__Material to process__.
====

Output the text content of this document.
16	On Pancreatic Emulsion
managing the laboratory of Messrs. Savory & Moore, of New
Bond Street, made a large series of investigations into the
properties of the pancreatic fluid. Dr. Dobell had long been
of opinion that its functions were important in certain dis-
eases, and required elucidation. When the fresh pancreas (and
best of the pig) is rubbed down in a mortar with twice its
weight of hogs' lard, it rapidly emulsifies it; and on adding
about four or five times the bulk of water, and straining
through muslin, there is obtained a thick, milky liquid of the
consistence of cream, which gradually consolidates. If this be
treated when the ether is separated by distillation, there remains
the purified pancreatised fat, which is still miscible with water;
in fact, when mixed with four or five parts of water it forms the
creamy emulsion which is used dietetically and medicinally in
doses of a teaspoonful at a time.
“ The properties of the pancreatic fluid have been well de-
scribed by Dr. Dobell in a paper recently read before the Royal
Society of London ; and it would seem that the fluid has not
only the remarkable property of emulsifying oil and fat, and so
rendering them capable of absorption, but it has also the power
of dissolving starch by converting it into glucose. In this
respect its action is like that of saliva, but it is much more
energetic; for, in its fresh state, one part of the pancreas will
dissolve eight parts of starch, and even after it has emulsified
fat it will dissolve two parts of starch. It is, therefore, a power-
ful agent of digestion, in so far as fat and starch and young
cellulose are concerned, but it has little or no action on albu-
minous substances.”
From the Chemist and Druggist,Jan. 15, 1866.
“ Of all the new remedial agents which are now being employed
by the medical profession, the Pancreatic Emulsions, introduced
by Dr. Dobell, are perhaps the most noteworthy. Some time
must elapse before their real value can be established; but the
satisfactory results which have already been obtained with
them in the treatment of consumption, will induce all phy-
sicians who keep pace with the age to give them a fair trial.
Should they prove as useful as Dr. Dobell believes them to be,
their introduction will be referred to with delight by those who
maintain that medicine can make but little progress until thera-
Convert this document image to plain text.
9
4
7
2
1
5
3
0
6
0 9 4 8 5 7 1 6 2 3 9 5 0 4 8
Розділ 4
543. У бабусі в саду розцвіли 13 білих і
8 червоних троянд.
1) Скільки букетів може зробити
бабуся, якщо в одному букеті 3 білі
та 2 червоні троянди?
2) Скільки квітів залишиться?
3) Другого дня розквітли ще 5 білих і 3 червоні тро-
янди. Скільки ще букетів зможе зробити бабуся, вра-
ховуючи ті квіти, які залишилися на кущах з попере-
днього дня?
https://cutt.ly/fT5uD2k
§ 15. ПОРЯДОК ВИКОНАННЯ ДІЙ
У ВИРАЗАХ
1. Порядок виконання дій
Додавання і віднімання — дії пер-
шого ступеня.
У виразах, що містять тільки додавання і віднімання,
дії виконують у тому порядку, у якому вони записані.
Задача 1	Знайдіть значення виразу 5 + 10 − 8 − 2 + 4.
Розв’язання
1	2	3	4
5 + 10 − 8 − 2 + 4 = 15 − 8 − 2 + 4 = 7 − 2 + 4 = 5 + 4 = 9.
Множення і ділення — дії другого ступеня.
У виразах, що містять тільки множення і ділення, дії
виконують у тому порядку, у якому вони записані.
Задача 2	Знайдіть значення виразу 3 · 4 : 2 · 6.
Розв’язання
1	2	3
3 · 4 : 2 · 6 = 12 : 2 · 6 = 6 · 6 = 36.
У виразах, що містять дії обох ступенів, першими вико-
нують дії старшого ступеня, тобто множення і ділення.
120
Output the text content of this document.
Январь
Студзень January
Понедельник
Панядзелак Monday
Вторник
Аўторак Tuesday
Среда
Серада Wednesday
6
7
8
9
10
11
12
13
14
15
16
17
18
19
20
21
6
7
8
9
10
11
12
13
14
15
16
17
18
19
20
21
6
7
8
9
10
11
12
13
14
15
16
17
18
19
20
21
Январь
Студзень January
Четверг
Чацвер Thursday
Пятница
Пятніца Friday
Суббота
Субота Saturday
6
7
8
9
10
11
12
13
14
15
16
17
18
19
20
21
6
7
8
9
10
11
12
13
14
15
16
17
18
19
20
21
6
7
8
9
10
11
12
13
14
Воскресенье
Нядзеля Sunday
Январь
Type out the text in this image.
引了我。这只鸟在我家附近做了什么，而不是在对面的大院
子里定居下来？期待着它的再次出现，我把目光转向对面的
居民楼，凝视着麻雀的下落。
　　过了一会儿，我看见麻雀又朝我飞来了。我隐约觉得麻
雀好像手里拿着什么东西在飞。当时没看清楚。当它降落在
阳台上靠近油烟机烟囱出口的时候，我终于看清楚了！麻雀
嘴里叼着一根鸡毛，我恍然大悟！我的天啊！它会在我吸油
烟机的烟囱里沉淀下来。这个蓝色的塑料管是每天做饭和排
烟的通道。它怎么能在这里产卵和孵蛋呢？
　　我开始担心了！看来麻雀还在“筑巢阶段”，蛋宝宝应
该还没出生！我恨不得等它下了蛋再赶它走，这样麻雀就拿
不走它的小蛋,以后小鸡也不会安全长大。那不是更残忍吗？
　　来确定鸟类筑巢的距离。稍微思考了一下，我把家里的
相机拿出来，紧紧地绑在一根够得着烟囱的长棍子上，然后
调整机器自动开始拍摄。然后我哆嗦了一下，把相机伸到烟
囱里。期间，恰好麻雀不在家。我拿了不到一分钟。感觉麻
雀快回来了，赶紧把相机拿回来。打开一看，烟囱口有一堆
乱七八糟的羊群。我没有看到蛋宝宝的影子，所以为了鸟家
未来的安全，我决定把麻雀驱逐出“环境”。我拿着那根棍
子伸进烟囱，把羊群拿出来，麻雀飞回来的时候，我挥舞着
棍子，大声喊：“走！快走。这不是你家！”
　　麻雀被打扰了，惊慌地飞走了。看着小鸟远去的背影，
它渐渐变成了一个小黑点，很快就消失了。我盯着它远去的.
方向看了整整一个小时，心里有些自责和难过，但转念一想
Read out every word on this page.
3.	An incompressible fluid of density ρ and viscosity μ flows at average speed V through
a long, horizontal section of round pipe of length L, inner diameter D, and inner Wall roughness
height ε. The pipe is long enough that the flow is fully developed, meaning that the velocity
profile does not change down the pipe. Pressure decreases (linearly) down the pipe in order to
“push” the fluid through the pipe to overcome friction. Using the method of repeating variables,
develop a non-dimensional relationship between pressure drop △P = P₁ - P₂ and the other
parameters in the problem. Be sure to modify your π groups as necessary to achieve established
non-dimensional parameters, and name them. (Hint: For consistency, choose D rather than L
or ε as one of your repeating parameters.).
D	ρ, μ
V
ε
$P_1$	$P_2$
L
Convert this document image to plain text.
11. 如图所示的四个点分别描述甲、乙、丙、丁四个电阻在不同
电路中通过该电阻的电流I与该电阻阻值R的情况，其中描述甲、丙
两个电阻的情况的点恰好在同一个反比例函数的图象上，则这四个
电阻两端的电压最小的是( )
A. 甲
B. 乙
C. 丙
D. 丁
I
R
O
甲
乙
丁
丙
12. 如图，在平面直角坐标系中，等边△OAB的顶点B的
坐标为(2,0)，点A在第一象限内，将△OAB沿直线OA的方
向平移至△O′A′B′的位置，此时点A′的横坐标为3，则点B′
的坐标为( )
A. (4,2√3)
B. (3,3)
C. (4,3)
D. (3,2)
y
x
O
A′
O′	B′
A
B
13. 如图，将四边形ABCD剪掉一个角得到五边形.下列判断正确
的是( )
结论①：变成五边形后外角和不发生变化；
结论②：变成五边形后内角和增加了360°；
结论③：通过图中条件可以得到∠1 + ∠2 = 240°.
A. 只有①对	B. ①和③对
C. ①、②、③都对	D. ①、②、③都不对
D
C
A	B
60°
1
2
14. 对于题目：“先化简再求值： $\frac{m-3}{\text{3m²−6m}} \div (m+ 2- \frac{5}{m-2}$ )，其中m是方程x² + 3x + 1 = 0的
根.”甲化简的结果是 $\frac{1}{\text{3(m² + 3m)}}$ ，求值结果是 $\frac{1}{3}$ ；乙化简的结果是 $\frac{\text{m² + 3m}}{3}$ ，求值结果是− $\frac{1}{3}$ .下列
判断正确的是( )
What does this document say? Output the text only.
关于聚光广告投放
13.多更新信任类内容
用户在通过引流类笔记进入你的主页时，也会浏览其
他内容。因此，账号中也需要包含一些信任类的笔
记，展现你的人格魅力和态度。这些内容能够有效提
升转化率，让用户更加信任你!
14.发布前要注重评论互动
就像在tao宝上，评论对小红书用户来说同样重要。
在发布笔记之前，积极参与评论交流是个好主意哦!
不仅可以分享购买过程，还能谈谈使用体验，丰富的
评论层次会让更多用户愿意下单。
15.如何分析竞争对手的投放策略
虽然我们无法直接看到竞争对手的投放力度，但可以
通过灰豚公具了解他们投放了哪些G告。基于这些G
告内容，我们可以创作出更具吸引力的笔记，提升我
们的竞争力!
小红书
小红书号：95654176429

====

__Request__.
Filter the records above for "them" and copy every matching line.

__Result of the exercise__.
rendering them capable of absorption, but it has also the power
them in the treatment of consumption, will induce all phy-
sicians who keep pace with the age to give them a fair trial.
Should they prove as useful as Dr. Dobell believes them to be,
non-dimensional parameters, and name them. (Hint: For consistency, choose D rather than L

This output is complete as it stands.